==== MATERIAL ====

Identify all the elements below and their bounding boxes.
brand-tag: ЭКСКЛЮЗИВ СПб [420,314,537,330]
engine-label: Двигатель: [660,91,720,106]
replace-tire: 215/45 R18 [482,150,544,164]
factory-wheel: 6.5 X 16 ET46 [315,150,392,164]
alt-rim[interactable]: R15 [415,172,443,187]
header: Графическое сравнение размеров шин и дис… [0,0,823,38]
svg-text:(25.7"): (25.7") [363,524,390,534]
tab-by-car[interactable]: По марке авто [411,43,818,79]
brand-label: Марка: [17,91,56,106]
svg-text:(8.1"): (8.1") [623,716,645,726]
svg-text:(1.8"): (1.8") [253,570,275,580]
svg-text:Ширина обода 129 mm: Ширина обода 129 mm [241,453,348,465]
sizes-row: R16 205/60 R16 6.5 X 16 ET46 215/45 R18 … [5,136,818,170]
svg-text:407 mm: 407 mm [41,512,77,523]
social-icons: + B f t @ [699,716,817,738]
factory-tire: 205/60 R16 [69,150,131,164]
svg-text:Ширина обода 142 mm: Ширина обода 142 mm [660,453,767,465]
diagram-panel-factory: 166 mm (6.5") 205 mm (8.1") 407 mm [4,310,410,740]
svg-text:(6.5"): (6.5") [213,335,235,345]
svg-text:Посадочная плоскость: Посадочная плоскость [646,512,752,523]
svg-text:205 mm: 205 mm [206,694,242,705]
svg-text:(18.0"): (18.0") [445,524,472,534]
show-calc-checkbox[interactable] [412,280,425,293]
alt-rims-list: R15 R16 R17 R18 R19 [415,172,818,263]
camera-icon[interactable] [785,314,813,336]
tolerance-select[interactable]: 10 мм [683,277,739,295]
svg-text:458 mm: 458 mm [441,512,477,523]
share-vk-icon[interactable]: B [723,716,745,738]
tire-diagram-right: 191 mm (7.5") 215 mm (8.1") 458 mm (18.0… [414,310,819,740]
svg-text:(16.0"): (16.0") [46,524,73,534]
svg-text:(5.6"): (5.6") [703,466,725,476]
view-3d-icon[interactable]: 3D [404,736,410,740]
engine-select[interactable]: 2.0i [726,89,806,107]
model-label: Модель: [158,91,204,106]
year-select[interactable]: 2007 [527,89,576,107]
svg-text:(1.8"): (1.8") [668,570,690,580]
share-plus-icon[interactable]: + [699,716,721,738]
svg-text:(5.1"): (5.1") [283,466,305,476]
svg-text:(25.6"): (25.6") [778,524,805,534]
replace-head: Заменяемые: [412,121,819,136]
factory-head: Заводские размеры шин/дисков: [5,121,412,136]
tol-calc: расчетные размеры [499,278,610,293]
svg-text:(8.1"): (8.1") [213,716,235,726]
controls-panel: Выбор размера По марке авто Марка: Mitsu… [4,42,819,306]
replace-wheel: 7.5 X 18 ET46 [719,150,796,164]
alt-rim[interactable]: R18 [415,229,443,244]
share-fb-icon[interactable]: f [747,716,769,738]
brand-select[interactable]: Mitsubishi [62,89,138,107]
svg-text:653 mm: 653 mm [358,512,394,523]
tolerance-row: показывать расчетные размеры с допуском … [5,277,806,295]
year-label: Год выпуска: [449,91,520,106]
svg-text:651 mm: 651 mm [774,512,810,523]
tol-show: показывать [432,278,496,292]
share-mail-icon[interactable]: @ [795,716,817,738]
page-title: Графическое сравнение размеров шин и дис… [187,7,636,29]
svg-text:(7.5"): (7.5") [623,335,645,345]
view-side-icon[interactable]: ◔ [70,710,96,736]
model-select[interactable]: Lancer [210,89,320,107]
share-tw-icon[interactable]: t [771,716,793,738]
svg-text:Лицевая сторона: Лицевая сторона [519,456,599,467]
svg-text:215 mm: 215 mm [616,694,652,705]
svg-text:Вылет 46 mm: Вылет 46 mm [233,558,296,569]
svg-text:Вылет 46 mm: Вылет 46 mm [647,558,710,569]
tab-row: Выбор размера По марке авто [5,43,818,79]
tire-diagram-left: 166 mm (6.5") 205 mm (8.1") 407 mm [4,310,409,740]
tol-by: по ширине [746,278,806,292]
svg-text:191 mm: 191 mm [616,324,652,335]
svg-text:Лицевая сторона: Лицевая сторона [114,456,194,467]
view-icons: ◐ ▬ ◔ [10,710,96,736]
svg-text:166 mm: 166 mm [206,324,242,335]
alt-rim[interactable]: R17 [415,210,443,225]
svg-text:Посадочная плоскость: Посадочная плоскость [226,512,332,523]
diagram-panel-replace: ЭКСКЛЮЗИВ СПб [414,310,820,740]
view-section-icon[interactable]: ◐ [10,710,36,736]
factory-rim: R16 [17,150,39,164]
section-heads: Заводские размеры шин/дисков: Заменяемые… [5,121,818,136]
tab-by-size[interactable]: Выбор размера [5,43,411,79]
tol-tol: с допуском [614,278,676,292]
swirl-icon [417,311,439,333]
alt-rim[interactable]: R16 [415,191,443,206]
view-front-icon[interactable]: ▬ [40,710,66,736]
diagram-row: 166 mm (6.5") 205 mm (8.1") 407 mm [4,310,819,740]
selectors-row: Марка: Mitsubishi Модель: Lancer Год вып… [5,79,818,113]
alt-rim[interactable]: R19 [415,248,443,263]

====

STATED GOAL - Print every one of the lines above verbatim, with no changes.

SOLUTION TO THE EXERCISE -
Identify all the elements below and their bounding boxes.
brand-tag: ЭКСКЛЮЗИВ СПб [420,314,537,330]
engine-label: Двигатель: [660,91,720,106]
replace-tire: 215/45 R18 [482,150,544,164]
factory-wheel: 6.5 X 16 ET46 [315,150,392,164]
alt-rim[interactable]: R15 [415,172,443,187]
header: Графическое сравнение размеров шин и дис… [0,0,823,38]
svg-text:(25.7"): (25.7") [363,524,390,534]
tab-by-car[interactable]: По марке авто [411,43,818,79]
brand-label: Марка: [17,91,56,106]
svg-text:(8.1"): (8.1") [623,716,645,726]
svg-text:(1.8"): (1.8") [253,570,275,580]
svg-text:Ширина обода 129 mm: Ширина обода 129 mm [241,453,348,465]
sizes-row: R16 205/60 R16 6.5 X 16 ET46 215/45 R18 … [5,136,818,170]
svg-text:407 mm: 407 mm [41,512,77,523]
social-icons: + B f t @ [699,716,817,738]
factory-tire: 205/60 R16 [69,150,131,164]
svg-text:Ширина обода 142 mm: Ширина обода 142 mm [660,453,767,465]
diagram-panel-factory: 166 mm (6.5") 205 mm (8.1") 407 mm [4,310,410,740]
svg-text:(6.5"): (6.5") [213,335,235,345]
svg-text:Посадочная плоскость: Посадочная плоскость [646,512,752,523]
svg-text:205 mm: 205 mm [206,694,242,705]
svg-text:(18.0"): (18.0") [445,524,472,534]
show-calc-checkbox[interactable] [412,280,425,293]
alt-rims-list: R15 R16 R17 R18 R19 [415,172,818,263]
camera-icon[interactable] [785,314,813,336]
tolerance-select[interactable]: 10 мм [683,277,739,295]
svg-text:458 mm: 458 mm [441,512,477,523]
share-vk-icon[interactable]: B [723,716,745,738]
tire-diagram-right: 191 mm (7.5") 215 mm (8.1") 458 mm (18.0… [414,310,819,740]
svg-text:(16.0"): (16.0") [46,524,73,534]
svg-text:(5.6"): (5.6") [703,466,725,476]
view-3d-icon[interactable]: 3D [404,736,410,740]
engine-select[interactable]: 2.0i [726,89,806,107]
model-label: Модель: [158,91,204,106]
year-select[interactable]: 2007 [527,89,576,107]
svg-text:(1.8"): (1.8") [668,570,690,580]
share-plus-icon[interactable]: + [699,716,721,738]
svg-text:(5.1"): (5.1") [283,466,305,476]
svg-text:(25.6"): (25.6") [778,524,805,534]
replace-head: Заменяемые: [412,121,819,136]
factory-head: Заводские размеры шин/дисков: [5,121,412,136]
tol-calc: расчетные размеры [499,278,610,293]
svg-text:(8.1"): (8.1") [213,716,235,726]
controls-panel: Выбор размера По марке авто Марка: Mitsu… [4,42,819,306]
replace-wheel: 7.5 X 18 ET46 [719,150,796,164]
alt-rim[interactable]: R18 [415,229,443,244]
share-fb-icon[interactable]: f [747,716,769,738]
brand-select[interactable]: Mitsubishi [62,89,138,107]
svg-text:653 mm: 653 mm [358,512,394,523]
tolerance-row: показывать расчетные размеры с допуском … [5,277,806,295]
year-label: Год выпуска: [449,91,520,106]
svg-text:651 mm: 651 mm [774,512,810,523]
tol-show: показывать [432,278,496,292]
share-mail-icon[interactable]: @ [795,716,817,738]
page-title: Графическое сравнение размеров шин и дис… [187,7,636,29]
svg-text:(7.5"): (7.5") [623,335,645,345]
view-side-icon[interactable]: ◔ [70,710,96,736]
model-select[interactable]: Lancer [210,89,320,107]
share-tw-icon[interactable]: t [771,716,793,738]
svg-text:Лицевая сторона: Лицевая сторона [519,456,599,467]
svg-text:215 mm: 215 mm [616,694,652,705]
svg-text:Вылет 46 mm: Вылет 46 mm [233,558,296,569]
svg-text:Вылет 46 mm: Вылет 46 mm [647,558,710,569]
tab-row: Выбор размера По марке авто [5,43,818,79]
tire-diagram-left: 166 mm (6.5") 205 mm (8.1") 407 mm [4,310,409,740]
tol-by: по ширине [746,278,806,292]
svg-text:191 mm: 191 mm [616,324,652,335]
svg-text:Лицевая сторона: Лицевая сторона [114,456,194,467]
view-icons: ◐ ▬ ◔ [10,710,96,736]
svg-text:166 mm: 166 mm [206,324,242,335]
alt-rim[interactable]: R17 [415,210,443,225]
svg-text:Посадочная плоскость: Посадочная плоскость [226,512,332,523]
diagram-panel-replace: ЭКСКЛЮЗИВ СПб [414,310,820,740]
view-section-icon[interactable]: ◐ [10,710,36,736]
factory-rim: R16 [17,150,39,164]
section-heads: Заводские размеры шин/дисков: Заменяемые… [5,121,818,136]
tab-by-size[interactable]: Выбор размера [5,43,411,79]
tol-tol: с допуском [614,278,676,292]
swirl-icon [417,311,439,333]
alt-rim[interactable]: R16 [415,191,443,206]
view-front-icon[interactable]: ▬ [40,710,66,736]
diagram-row: 166 mm (6.5") 205 mm (8.1") 407 mm [4,310,819,740]
selectors-row: Марка: Mitsubishi Модель: Lancer Год вып… [5,79,818,113]
alt-rim[interactable]: R19 [415,248,443,263]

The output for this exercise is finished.